▶ **Written exercise**
Every line of the material that follows must be printed again exactly.

▶ **Task data**

####################

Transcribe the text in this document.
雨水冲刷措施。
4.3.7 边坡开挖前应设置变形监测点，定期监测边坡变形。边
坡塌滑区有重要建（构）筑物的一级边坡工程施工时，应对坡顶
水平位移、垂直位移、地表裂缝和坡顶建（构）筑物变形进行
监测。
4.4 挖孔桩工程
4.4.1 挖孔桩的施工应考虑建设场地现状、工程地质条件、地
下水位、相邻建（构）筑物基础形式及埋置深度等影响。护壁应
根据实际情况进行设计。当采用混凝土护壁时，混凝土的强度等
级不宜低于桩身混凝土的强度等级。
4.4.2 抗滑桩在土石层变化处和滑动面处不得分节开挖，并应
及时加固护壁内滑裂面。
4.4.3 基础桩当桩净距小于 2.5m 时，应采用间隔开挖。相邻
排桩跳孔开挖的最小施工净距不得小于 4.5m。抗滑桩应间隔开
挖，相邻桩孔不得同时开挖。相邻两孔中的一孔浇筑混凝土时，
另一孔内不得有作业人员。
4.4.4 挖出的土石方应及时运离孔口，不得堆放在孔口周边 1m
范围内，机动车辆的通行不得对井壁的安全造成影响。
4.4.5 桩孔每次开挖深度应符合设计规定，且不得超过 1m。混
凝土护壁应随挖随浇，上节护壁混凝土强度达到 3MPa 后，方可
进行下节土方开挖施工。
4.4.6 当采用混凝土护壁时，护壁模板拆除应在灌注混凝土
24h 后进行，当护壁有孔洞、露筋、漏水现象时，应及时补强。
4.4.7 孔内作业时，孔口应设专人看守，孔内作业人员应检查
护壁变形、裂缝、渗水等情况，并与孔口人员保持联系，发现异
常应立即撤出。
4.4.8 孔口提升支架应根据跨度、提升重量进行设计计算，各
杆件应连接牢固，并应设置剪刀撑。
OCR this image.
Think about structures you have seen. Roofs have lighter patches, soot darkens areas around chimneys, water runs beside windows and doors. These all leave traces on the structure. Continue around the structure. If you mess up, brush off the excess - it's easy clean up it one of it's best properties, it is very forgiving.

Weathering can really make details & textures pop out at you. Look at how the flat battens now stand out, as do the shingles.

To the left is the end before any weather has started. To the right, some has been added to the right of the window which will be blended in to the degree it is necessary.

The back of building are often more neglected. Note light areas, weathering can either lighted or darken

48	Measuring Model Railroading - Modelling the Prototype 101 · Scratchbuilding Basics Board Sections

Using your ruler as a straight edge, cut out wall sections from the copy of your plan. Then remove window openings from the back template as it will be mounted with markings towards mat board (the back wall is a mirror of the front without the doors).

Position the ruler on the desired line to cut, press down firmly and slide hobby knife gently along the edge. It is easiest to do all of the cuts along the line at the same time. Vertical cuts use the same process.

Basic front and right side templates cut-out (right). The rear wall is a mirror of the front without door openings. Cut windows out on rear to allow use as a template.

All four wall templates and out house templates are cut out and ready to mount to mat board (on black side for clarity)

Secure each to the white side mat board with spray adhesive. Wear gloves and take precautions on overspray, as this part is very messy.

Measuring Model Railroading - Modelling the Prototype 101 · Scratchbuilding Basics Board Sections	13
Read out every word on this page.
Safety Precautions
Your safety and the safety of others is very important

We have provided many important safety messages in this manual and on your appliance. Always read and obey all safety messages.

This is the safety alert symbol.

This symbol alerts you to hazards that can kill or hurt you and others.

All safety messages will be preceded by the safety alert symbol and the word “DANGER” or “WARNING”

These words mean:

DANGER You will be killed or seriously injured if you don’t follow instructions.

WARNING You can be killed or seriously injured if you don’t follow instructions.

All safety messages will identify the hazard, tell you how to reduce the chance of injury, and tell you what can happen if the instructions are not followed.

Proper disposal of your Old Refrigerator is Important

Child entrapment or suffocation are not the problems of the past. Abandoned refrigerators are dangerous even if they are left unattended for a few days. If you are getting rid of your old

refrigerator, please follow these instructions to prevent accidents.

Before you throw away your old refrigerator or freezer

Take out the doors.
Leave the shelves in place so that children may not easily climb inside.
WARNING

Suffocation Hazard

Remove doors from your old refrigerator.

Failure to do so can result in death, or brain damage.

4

####################

▶ **Answer to the exercise**
Transcribe the text in this document.
雨水冲刷措施。
4.3.7 边坡开挖前应设置变形监测点，定期监测边坡变形。边
坡塌滑区有重要建（构）筑物的一级边坡工程施工时，应对坡顶
水平位移、垂直位移、地表裂缝和坡顶建（构）筑物变形进行
监测。
4.4 挖孔桩工程
4.4.1 挖孔桩的施工应考虑建设场地现状、工程地质条件、地
下水位、相邻建（构）筑物基础形式及埋置深度等影响。护壁应
根据实际情况进行设计。当采用混凝土护壁时，混凝土的强度等
级不宜低于桩身混凝土的强度等级。
4.4.2 抗滑桩在土石层变化处和滑动面处不得分节开挖，并应
及时加固护壁内滑裂面。
4.4.3 基础桩当桩净距小于 2.5m 时，应采用间隔开挖。相邻
排桩跳孔开挖的最小施工净距不得小于 4.5m。抗滑桩应间隔开
挖，相邻桩孔不得同时开挖。相邻两孔中的一孔浇筑混凝土时，
另一孔内不得有作业人员。
4.4.4 挖出的土石方应及时运离孔口，不得堆放在孔口周边 1m
范围内，机动车辆的通行不得对井壁的安全造成影响。
4.4.5 桩孔每次开挖深度应符合设计规定，且不得超过 1m。混
凝土护壁应随挖随浇，上节护壁混凝土强度达到 3MPa 后，方可
进行下节土方开挖施工。
4.4.6 当采用混凝土护壁时，护壁模板拆除应在灌注混凝土
24h 后进行，当护壁有孔洞、露筋、漏水现象时，应及时补强。
4.4.7 孔内作业时，孔口应设专人看守，孔内作业人员应检查
护壁变形、裂缝、渗水等情况，并与孔口人员保持联系，发现异
常应立即撤出。
4.4.8 孔口提升支架应根据跨度、提升重量进行设计计算，各
杆件应连接牢固，并应设置剪刀撑。
OCR this image.
Think about structures you have seen. Roofs have lighter patches, soot darkens areas around chimneys, water runs beside windows and doors. These all leave traces on the structure. Continue around the structure. If you mess up, brush off the excess - it's easy clean up it one of it's best properties, it is very forgiving.

Weathering can really make details & textures pop out at you. Look at how the flat battens now stand out, as do the shingles.

To the left is the end before any weather has started. To the right, some has been added to the right of the window which will be blended in to the degree it is necessary.

The back of building are often more neglected. Note light areas, weathering can either lighted or darken

48	Measuring Model Railroading - Modelling the Prototype 101 · Scratchbuilding Basics Board Sections

Using your ruler as a straight edge, cut out wall sections from the copy of your plan. Then remove window openings from the back template as it will be mounted with markings towards mat board (the back wall is a mirror of the front without the doors).

Position the ruler on the desired line to cut, press down firmly and slide hobby knife gently along the edge. It is easiest to do all of the cuts along the line at the same time. Vertical cuts use the same process.

Basic front and right side templates cut-out (right). The rear wall is a mirror of the front without door openings. Cut windows out on rear to allow use as a template.

All four wall templates and out house templates are cut out and ready to mount to mat board (on black side for clarity)

Secure each to the white side mat board with spray adhesive. Wear gloves and take precautions on overspray, as this part is very messy.

Measuring Model Railroading - Modelling the Prototype 101 · Scratchbuilding Basics Board Sections	13
Read out every word on this page.
Safety Precautions
Your safety and the safety of others is very important

We have provided many important safety messages in this manual and on your appliance. Always read and obey all safety messages.

This is the safety alert symbol.

This symbol alerts you to hazards that can kill or hurt you and others.

All safety messages will be preceded by the safety alert symbol and the word “DANGER” or “WARNING”

These words mean:

DANGER You will be killed or seriously injured if you don’t follow instructions.

WARNING You can be killed or seriously injured if you don’t follow instructions.

All safety messages will identify the hazard, tell you how to reduce the chance of injury, and tell you what can happen if the instructions are not followed.

Proper disposal of your Old Refrigerator is Important

Child entrapment or suffocation are not the problems of the past. Abandoned refrigerators are dangerous even if they are left unattended for a few days. If you are getting rid of your old

refrigerator, please follow these instructions to prevent accidents.

Before you throw away your old refrigerator or freezer

Take out the doors.
Leave the shelves in place so that children may not easily climb inside.
WARNING

Suffocation Hazard

Remove doors from your old refrigerator.

Failure to do so can result in death, or brain damage.

4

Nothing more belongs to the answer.